◆ **JOB**: Would you pull out every line of the material that contains the string "drag"?

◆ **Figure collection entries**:

►

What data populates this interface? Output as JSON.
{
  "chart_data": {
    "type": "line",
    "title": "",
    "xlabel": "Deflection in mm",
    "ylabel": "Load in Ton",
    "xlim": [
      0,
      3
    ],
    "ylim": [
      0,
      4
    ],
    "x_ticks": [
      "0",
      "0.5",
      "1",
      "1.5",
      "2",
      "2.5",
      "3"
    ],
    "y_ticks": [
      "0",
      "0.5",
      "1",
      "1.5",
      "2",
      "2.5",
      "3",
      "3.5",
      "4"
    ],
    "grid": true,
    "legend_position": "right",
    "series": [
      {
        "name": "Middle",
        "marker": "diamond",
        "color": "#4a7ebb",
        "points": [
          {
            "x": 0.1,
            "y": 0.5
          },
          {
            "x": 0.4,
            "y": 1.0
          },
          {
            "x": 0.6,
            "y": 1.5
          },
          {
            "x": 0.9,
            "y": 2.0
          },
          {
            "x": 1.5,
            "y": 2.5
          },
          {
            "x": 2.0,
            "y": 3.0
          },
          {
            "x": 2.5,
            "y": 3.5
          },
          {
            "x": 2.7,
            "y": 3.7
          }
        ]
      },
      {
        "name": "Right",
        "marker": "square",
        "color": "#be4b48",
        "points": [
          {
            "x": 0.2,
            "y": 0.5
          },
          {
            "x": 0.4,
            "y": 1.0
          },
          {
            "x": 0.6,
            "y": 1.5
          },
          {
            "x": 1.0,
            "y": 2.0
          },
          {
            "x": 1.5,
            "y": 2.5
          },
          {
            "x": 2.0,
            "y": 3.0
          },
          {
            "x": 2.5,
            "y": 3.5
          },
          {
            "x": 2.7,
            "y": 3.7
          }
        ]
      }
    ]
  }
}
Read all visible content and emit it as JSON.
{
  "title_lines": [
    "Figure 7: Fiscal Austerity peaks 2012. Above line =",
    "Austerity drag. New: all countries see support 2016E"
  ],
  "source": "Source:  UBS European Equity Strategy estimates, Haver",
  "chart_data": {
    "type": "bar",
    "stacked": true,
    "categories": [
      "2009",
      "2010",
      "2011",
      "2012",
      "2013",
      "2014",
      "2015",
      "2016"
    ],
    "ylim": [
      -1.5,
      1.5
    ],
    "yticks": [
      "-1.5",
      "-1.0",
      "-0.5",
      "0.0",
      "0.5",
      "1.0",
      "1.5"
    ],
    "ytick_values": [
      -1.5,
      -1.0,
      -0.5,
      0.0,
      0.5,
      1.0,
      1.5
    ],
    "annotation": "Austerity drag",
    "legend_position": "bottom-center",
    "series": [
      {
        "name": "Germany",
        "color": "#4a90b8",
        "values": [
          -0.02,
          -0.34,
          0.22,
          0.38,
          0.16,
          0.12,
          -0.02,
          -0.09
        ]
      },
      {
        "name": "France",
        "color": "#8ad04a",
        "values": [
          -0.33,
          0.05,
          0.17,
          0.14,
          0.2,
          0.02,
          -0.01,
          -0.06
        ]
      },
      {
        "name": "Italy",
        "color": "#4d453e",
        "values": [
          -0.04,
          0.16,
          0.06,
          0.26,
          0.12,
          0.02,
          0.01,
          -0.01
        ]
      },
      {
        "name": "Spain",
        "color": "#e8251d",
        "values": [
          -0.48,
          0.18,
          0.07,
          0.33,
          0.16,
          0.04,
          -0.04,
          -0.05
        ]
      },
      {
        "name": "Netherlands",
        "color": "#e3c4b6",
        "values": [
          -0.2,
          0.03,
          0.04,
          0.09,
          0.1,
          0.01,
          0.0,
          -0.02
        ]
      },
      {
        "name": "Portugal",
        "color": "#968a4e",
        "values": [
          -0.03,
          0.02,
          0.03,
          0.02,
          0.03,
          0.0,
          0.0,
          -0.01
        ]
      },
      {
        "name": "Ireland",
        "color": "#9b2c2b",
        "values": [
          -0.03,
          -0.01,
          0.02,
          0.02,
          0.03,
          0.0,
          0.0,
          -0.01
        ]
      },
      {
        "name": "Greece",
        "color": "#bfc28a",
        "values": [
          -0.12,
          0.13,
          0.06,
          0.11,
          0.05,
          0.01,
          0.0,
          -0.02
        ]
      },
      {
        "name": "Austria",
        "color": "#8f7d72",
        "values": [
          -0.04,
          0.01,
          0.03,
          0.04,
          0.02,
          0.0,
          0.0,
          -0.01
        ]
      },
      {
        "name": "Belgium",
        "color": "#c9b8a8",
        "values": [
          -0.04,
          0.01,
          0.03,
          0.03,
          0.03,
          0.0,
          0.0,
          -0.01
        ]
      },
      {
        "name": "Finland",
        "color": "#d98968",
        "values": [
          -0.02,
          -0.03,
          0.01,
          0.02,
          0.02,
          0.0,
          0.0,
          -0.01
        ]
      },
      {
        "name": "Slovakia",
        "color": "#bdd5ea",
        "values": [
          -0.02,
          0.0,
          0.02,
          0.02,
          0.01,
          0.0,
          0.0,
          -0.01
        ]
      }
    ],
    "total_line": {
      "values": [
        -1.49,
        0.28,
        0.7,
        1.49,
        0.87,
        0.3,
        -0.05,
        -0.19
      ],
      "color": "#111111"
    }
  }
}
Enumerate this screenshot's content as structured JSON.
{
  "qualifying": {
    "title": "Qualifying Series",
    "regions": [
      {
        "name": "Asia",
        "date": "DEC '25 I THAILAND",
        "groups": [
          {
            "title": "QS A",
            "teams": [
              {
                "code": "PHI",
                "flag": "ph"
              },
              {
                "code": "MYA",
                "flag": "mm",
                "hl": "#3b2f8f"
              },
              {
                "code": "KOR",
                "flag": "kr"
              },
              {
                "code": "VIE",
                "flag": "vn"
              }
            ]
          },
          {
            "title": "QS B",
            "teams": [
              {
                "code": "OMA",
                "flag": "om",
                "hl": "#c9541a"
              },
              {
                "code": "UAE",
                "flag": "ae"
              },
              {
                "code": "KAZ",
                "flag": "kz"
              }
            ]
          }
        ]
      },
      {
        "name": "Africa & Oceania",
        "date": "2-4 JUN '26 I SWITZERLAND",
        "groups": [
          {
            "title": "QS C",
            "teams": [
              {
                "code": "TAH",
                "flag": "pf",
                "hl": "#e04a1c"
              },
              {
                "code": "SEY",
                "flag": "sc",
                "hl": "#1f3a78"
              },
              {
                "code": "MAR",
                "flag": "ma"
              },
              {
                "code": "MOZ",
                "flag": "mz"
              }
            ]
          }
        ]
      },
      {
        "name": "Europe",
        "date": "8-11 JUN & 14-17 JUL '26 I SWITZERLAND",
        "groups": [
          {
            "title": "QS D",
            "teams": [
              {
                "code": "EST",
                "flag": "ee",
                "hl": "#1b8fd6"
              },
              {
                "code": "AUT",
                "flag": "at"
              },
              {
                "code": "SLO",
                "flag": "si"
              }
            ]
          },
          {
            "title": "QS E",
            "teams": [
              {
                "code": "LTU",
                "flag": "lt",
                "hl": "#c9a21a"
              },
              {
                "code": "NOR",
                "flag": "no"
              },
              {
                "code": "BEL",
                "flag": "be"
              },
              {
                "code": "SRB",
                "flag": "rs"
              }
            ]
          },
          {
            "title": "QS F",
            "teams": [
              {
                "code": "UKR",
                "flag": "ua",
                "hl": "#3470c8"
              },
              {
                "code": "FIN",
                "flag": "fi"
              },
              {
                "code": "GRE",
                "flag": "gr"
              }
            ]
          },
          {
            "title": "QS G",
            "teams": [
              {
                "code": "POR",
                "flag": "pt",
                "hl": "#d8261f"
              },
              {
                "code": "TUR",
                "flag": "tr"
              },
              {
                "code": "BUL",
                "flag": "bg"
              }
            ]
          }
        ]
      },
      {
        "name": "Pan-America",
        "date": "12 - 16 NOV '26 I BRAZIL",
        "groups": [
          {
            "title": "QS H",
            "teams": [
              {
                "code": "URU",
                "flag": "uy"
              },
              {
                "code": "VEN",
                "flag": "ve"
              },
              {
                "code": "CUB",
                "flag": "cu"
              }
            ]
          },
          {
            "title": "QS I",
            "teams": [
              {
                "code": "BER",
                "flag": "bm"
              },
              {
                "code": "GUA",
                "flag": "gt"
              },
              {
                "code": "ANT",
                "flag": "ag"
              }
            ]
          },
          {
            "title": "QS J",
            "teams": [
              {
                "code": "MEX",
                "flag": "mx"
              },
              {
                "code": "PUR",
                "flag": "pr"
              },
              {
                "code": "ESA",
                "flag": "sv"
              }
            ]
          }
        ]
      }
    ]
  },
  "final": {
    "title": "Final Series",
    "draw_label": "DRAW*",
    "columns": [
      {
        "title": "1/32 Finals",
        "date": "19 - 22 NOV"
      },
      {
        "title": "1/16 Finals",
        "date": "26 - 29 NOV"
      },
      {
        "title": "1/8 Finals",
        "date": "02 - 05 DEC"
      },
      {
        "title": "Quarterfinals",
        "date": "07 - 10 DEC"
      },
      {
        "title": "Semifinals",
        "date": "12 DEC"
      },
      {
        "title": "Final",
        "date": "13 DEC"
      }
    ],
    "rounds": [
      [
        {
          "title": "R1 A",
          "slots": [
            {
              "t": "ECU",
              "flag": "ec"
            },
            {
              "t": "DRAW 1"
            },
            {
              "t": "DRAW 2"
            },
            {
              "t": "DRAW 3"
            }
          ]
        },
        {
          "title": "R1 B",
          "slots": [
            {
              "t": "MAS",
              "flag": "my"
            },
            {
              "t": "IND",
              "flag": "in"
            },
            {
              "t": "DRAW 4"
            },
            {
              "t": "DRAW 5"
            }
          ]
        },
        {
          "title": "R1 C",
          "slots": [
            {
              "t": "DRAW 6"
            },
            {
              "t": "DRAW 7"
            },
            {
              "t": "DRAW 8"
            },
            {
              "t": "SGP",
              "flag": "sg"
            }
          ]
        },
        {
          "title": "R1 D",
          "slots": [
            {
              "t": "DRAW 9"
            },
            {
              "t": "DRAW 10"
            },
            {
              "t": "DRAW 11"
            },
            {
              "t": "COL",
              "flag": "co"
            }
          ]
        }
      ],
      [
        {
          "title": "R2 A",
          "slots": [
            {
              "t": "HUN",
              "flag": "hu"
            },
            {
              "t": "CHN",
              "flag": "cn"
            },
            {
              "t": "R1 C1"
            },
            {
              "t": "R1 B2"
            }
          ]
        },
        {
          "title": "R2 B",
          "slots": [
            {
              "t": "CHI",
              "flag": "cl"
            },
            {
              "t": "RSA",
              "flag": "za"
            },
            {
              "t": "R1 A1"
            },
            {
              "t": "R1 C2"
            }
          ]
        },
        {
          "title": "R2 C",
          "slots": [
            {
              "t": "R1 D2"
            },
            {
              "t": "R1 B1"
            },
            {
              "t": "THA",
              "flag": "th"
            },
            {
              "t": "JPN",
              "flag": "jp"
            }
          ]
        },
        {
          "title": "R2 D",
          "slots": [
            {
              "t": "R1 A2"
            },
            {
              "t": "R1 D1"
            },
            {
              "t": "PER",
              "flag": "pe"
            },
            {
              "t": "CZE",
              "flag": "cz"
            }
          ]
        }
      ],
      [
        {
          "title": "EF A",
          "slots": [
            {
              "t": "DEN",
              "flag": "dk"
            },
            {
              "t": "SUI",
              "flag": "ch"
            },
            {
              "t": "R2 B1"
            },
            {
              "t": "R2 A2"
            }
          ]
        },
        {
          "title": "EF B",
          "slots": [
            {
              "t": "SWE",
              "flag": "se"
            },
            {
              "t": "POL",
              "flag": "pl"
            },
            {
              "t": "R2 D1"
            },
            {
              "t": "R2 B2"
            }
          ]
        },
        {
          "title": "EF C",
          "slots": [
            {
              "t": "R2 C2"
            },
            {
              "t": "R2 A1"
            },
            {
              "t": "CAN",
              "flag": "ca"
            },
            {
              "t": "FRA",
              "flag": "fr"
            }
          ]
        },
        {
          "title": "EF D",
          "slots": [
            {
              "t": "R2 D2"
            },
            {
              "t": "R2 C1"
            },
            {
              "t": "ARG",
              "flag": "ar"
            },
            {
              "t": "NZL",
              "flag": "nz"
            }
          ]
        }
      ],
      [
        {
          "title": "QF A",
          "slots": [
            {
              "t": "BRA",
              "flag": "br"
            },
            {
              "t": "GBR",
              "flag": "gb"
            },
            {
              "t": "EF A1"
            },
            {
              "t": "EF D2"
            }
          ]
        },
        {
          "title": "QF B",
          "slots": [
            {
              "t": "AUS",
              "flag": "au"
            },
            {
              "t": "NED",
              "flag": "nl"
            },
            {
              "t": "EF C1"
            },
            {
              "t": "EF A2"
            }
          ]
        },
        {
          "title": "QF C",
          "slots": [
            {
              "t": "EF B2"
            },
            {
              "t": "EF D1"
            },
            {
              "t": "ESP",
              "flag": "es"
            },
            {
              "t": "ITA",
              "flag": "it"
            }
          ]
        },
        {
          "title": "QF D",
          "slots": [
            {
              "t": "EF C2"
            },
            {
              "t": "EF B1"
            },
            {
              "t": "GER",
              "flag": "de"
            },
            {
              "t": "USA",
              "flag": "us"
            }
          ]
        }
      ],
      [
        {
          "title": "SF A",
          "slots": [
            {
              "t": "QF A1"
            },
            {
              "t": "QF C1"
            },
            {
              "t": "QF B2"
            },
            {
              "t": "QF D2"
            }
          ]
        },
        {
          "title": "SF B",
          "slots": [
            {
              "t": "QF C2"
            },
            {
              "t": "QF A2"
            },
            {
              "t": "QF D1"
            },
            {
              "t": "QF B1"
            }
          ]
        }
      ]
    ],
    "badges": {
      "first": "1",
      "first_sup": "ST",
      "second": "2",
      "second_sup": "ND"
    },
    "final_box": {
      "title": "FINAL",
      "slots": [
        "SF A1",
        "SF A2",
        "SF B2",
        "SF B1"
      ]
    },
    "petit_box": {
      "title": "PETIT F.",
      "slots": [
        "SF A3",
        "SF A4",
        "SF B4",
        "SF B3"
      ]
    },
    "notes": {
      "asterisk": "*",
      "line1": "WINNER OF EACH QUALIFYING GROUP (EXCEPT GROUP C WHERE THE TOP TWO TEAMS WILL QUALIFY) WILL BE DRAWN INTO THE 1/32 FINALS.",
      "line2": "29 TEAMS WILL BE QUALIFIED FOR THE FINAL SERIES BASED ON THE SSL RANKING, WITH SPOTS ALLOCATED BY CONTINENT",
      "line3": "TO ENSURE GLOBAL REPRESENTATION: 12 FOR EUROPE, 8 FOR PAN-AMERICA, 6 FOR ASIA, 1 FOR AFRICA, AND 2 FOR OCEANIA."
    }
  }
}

◄

◆ **ANSWER TO THIS TASK**:
    "Austerity drag. New: all countries see support 2016E"
    "annotation": "Austerity drag",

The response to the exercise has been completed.